(Collected data)
## BEGIN
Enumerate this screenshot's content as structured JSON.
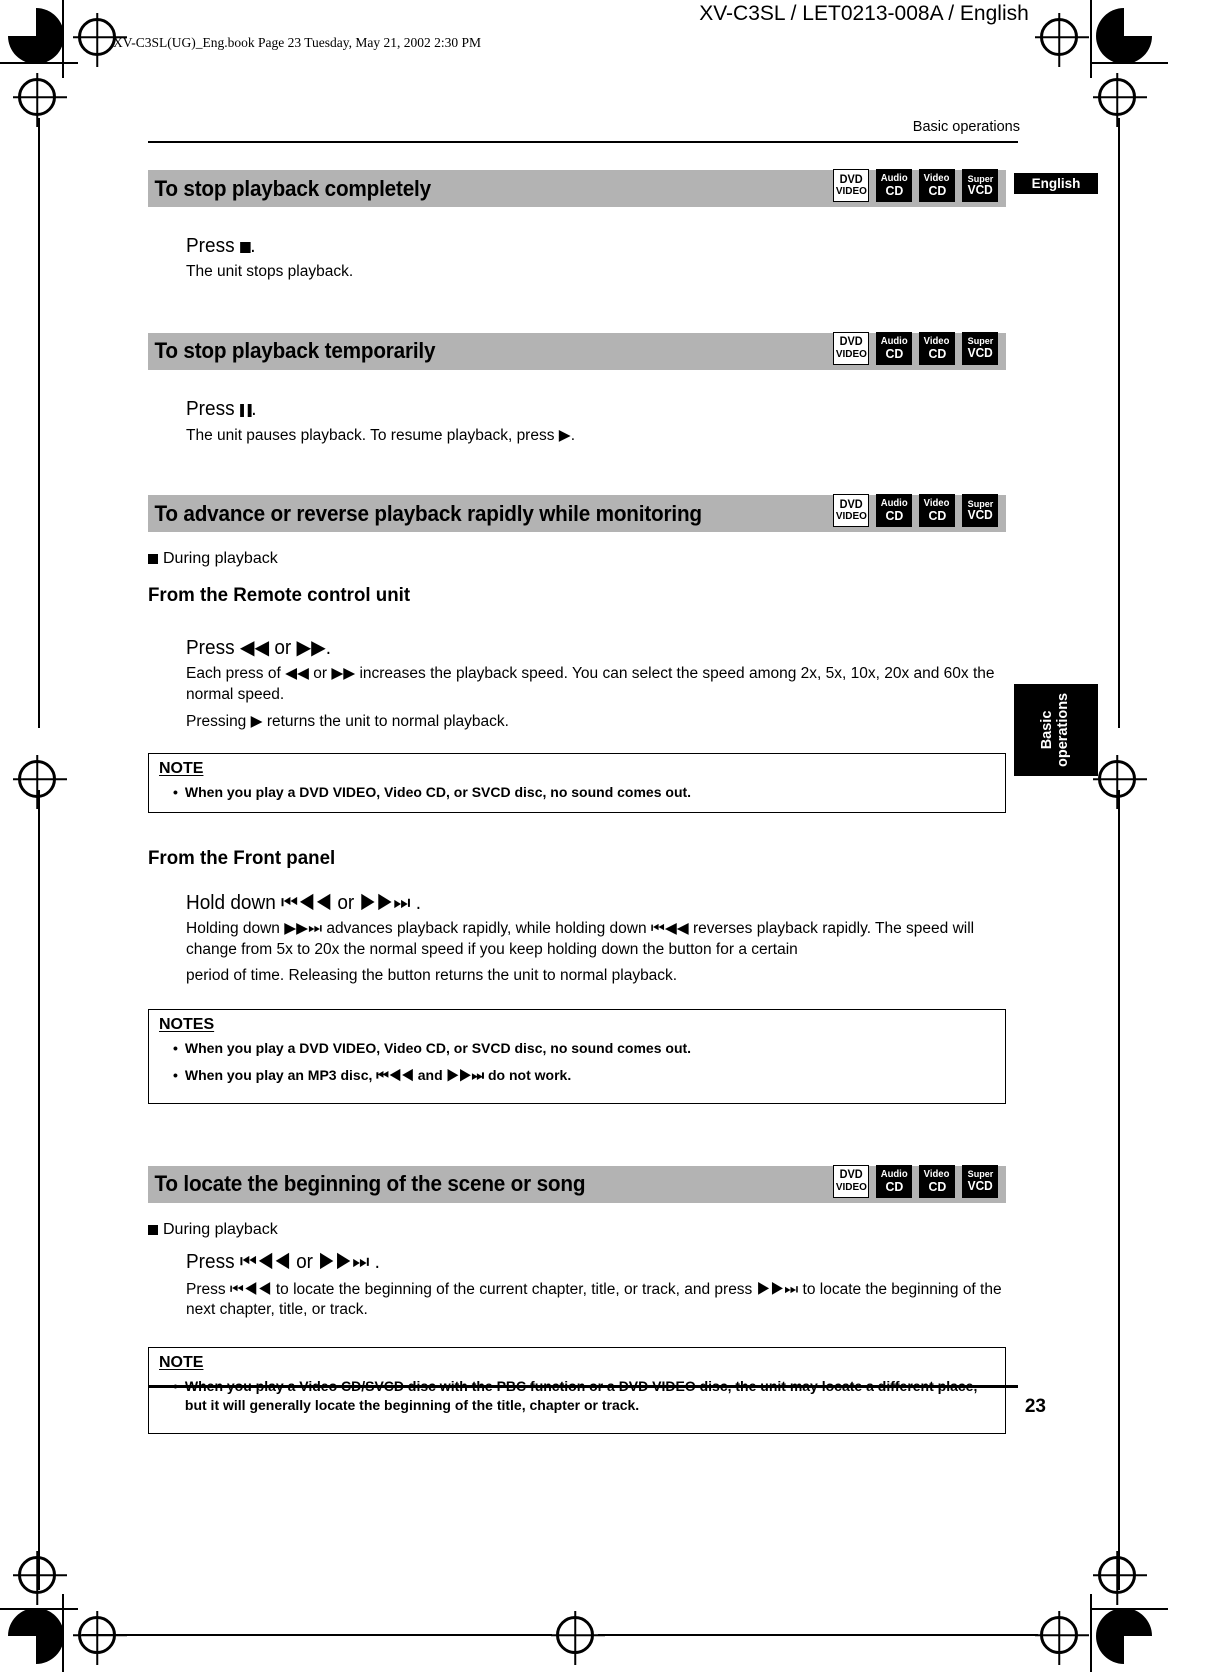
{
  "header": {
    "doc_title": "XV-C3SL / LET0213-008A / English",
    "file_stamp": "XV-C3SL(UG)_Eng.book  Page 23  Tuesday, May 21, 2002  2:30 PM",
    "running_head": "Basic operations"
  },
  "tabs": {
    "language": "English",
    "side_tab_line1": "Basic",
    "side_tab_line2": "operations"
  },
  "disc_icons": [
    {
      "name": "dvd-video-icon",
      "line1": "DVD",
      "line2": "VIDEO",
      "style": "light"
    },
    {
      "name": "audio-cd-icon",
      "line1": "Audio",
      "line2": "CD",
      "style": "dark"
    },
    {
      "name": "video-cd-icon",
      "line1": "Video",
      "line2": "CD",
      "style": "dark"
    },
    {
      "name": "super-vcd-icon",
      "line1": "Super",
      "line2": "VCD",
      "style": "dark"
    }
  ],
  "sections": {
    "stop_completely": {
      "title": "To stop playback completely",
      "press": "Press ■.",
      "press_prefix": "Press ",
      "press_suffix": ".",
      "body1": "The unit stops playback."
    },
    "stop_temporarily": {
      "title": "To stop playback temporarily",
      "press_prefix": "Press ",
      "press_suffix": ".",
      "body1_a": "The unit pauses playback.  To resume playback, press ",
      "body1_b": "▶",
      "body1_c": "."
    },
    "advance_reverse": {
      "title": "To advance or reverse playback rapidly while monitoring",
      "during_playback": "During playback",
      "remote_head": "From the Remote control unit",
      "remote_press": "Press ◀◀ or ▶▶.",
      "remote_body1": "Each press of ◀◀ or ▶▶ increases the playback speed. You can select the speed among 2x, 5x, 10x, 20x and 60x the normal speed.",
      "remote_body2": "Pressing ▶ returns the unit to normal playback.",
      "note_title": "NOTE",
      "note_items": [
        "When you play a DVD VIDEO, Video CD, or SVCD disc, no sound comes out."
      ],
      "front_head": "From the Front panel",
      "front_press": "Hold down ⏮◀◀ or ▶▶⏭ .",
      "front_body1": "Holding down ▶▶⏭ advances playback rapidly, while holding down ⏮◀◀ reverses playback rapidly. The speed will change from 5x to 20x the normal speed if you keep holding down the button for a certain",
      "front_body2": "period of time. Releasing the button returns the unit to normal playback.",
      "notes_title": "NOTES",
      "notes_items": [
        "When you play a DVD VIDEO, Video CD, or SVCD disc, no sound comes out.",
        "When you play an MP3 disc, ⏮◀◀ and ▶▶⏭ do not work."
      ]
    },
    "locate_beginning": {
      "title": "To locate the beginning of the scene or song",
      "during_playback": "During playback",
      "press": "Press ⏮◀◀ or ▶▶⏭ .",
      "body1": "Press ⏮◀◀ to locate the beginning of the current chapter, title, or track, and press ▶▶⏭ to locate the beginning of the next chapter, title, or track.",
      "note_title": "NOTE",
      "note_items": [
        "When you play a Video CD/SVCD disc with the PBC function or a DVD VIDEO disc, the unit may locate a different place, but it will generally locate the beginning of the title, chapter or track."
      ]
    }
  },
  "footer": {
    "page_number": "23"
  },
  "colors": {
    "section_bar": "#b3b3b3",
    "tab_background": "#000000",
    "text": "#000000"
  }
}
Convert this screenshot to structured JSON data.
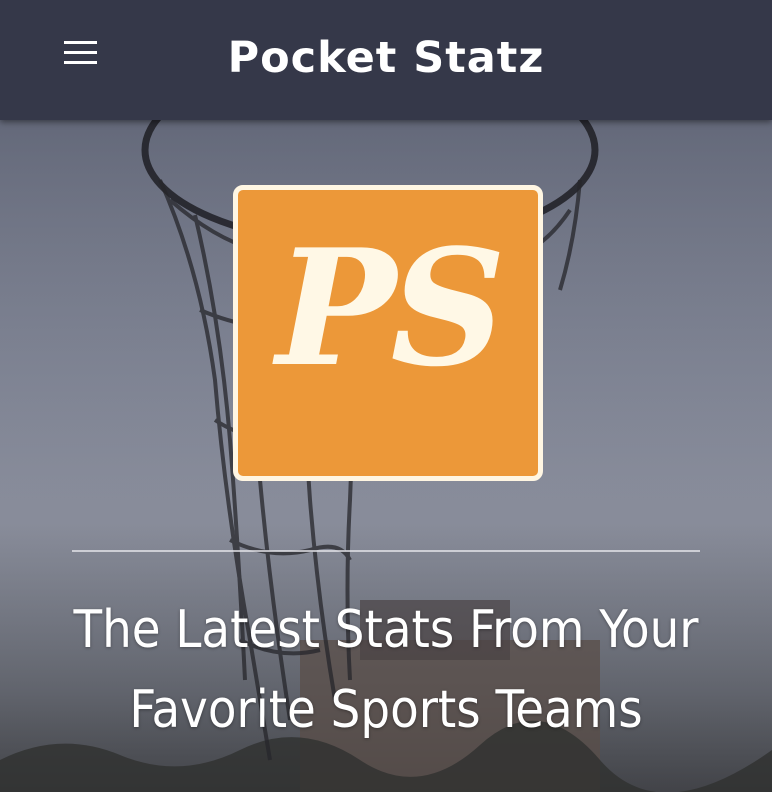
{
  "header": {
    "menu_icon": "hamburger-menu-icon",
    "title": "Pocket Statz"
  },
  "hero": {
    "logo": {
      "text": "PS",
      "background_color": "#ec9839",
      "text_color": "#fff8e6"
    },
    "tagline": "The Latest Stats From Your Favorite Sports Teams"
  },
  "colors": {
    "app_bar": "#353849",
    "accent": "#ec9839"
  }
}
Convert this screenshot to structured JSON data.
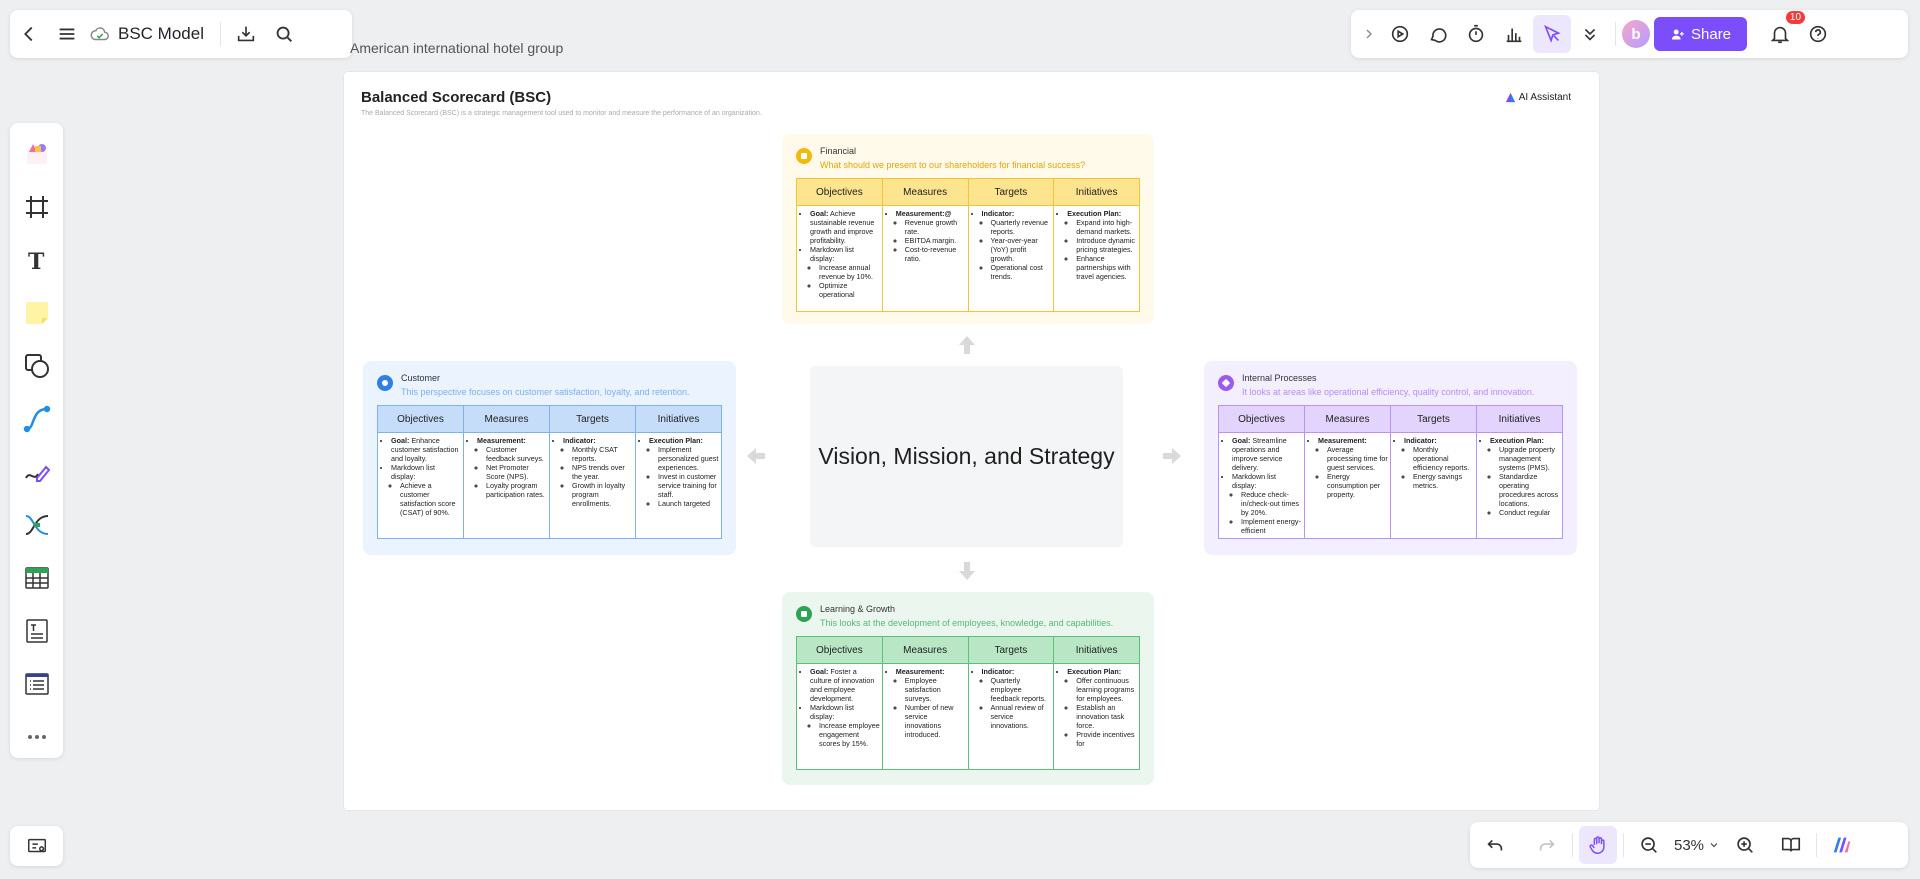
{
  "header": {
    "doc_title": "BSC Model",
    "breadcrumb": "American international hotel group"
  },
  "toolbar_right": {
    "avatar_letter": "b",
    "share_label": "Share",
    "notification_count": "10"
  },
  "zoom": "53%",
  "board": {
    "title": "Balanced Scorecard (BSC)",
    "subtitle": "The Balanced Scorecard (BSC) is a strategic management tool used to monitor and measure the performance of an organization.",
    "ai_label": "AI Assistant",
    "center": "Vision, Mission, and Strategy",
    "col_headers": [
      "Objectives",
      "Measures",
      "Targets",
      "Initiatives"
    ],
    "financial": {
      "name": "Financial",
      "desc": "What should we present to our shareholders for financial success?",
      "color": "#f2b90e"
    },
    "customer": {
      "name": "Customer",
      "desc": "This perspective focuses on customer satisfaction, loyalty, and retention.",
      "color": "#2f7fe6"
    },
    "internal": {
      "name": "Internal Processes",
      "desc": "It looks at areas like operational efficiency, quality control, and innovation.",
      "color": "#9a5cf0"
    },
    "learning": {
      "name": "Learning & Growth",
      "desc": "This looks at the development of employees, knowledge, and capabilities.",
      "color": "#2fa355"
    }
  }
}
## END
** What is being asked **
Reproduce the listing exactly. Leave its pictures out.

** Task response **
Enumerate this screenshot's content as structured JSON.
{
  "header": {
    "doc_title": "XV-C3SL / LET0213-008A / English",
    "file_stamp": "XV-C3SL(UG)_Eng.book  Page 23  Tuesday, May 21, 2002  2:30 PM",
    "running_head": "Basic operations"
  },
  "tabs": {
    "language": "English",
    "side_tab_line1": "Basic",
    "side_tab_line2": "operations"
  },
  "disc_icons": [
    {
      "name": "dvd-video-icon",
      "line1": "DVD",
      "line2": "VIDEO",
      "style": "light"
    },
    {
      "name": "audio-cd-icon",
      "line1": "Audio",
      "line2": "CD",
      "style": "dark"
    },
    {
      "name": "video-cd-icon",
      "line1": "Video",
      "line2": "CD",
      "style": "dark"
    },
    {
      "name": "super-vcd-icon",
      "line1": "Super",
      "line2": "VCD",
      "style": "dark"
    }
  ],
  "sections": {
    "stop_completely": {
      "title": "To stop playback completely",
      "press": "Press ■.",
      "press_prefix": "Press ",
      "press_suffix": ".",
      "body1": "The unit stops playback."
    },
    "stop_temporarily": {
      "title": "To stop playback temporarily",
      "press_prefix": "Press ",
      "press_suffix": ".",
      "body1_a": "The unit pauses playback.  To resume playback, press ",
      "body1_b": "▶",
      "body1_c": "."
    },
    "advance_reverse": {
      "title": "To advance or reverse playback rapidly while monitoring",
      "during_playback": "During playback",
      "remote_head": "From the Remote control unit",
      "remote_press": "Press ◀◀ or ▶▶.",
      "remote_body1": "Each press of ◀◀ or ▶▶ increases the playback speed. You can select the speed among 2x, 5x, 10x, 20x and 60x the normal speed.",
      "remote_body2": "Pressing ▶ returns the unit to normal playback.",
      "note_title": "NOTE",
      "note_items": [
        "When you play a DVD VIDEO, Video CD, or SVCD disc, no sound comes out."
      ],
      "front_head": "From the Front panel",
      "front_press": "Hold down ⏮◀◀ or ▶▶⏭ .",
      "front_body1": "Holding down ▶▶⏭ advances playback rapidly, while holding down ⏮◀◀ reverses playback rapidly. The speed will change from 5x to 20x the normal speed if you keep holding down the button for a certain",
      "front_body2": "period of time. Releasing the button returns the unit to normal playback.",
      "notes_title": "NOTES",
      "notes_items": [
        "When you play a DVD VIDEO, Video CD, or SVCD disc, no sound comes out.",
        "When you play an MP3 disc, ⏮◀◀ and ▶▶⏭ do not work."
      ]
    },
    "locate_beginning": {
      "title": "To locate the beginning of the scene or song",
      "during_playback": "During playback",
      "press": "Press ⏮◀◀ or ▶▶⏭ .",
      "body1": "Press ⏮◀◀ to locate the beginning of the current chapter, title, or track, and press ▶▶⏭ to locate the beginning of the next chapter, title, or track.",
      "note_title": "NOTE",
      "note_items": [
        "When you play a Video CD/SVCD disc with the PBC function or a DVD VIDEO disc, the unit may locate a different place, but it will generally locate the beginning of the title, chapter or track."
      ]
    }
  },
  "footer": {
    "page_number": "23"
  },
  "colors": {
    "section_bar": "#b3b3b3",
    "tab_background": "#000000",
    "text": "#000000"
  }
}
Convert this screenshot to structured JSON data.
{
  "header": {
    "menu_icon": "hamburger-menu-icon",
    "title": "Pocket Statz"
  },
  "hero": {
    "logo": {
      "text": "PS",
      "background_color": "#ec9839",
      "text_color": "#fff8e6"
    },
    "tagline": "The Latest Stats From Your Favorite Sports Teams"
  },
  "colors": {
    "app_bar": "#353849",
    "accent": "#ec9839"
  }
}
Convert this screenshot to structured JSON data.
{
  "header": {
    "doc_title": "BSC Model",
    "breadcrumb": "American international hotel group"
  },
  "toolbar_right": {
    "avatar_letter": "b",
    "share_label": "Share",
    "notification_count": "10"
  },
  "zoom": "53%",
  "board": {
    "title": "Balanced Scorecard (BSC)",
    "subtitle": "The Balanced Scorecard (BSC) is a strategic management tool used to monitor and measure the performance of an organization.",
    "ai_label": "AI Assistant",
    "center": "Vision, Mission, and Strategy",
    "col_headers": [
      "Objectives",
      "Measures",
      "Targets",
      "Initiatives"
    ],
    "financial": {
      "name": "Financial",
      "desc": "What should we present to our shareholders for financial success?",
      "color": "#f2b90e"
    },
    "customer": {
      "name": "Customer",
      "desc": "This perspective focuses on customer satisfaction, loyalty, and retention.",
      "color": "#2f7fe6"
    },
    "internal": {
      "name": "Internal Processes",
      "desc": "It looks at areas like operational efficiency, quality control, and innovation.",
      "color": "#9a5cf0"
    },
    "learning": {
      "name": "Learning & Growth",
      "desc": "This looks at the development of employees, knowledge, and capabilities.",
      "color": "#2fa355"
    }
  }
}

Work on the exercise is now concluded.